**CONSIGNE**
D'après le texte sur la réforme des retraites au Brésil, à quel âge les femmes auront-elles droit à la retraite ?

**BLOC DE TEXTE**

-*-

Le débat sur l’aspect impérieux et sur le modèle le plus approprié pour changer les règles donnant accès au système de retraites, sur le montant des pensions et les autres allocations de l’INSS (Instituto Nacional del Seguro Social) tourne autour des recettes et des dépenses de la sécurité sociale. [La contre-réforme du système de retraite constitue un des défis sociaux les plus décisifs dans l’affrontement entre capital et travail dans le Brésil de Bolsonaro, un thème où gouvernement et patronat sont sur la même orientation.]
Au centre de la guerre de communication se trouve la proposition du gouvernement de créer un modèle de retraite par capitalisation [opposé au modèle par répartition], dans lequel chaque travailleur devra rendre des comptes sur la somme d’argent qu’il a réussi à réunir avant de prendre sa retraite, après un minimum de 20 années de contributions (antérieurement 15 ans). L’âge donnant droit à la retraite sera fixé à 65 ans pour les hommes et à 62 ans pour les femmes. Pendant ce temps de cotisations, l’argent cumulé sera géré par une banque, qui se fera payer pour les services de gestion rendus.
Le modèle actuellement en vigueur est un régime de répartition, où les apports des travailleurs, des entreprises et la part des impôts versée par le gouvernement financent les retraites.
L’Unafisco (Association nationale des inspecteurs du Secrétariat d’Etat des recettes fédérales du Brésil) a réalisé une étude afin d’estimer les bénéfices que les banques vont encaisser et de savoir aussi combien obtiendra chaque travailleur le jour où il prendra sa retraite.
D’après cette étude, les banques devraient obtenir 388 milliards de reais (monnaie du Brésil), quelque 89 milliards d’euros par an. Dans le système de capitalisation – une espèce d’épargne individualisée que le travailleur devra faire afin de prétendre à une pension – les banques prendront un pourcentage annuel sur la valeur du patrimoine cumulé. Elles capteront aussi un montant mensuel sur les dépôts effectués sur le compte individuel de capitalisation.

-*-

**EXTRAIT DES DONNÉES**

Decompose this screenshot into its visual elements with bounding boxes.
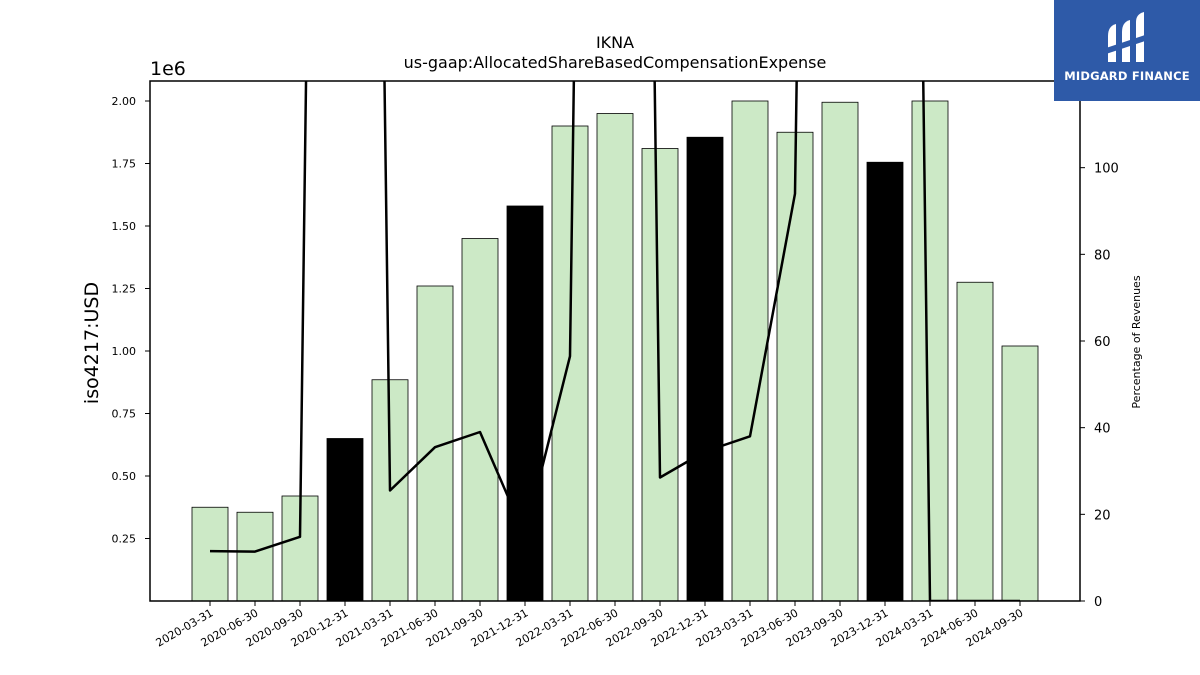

-*-

**RÉPONSE COMPLÈTE**
À 62 ans.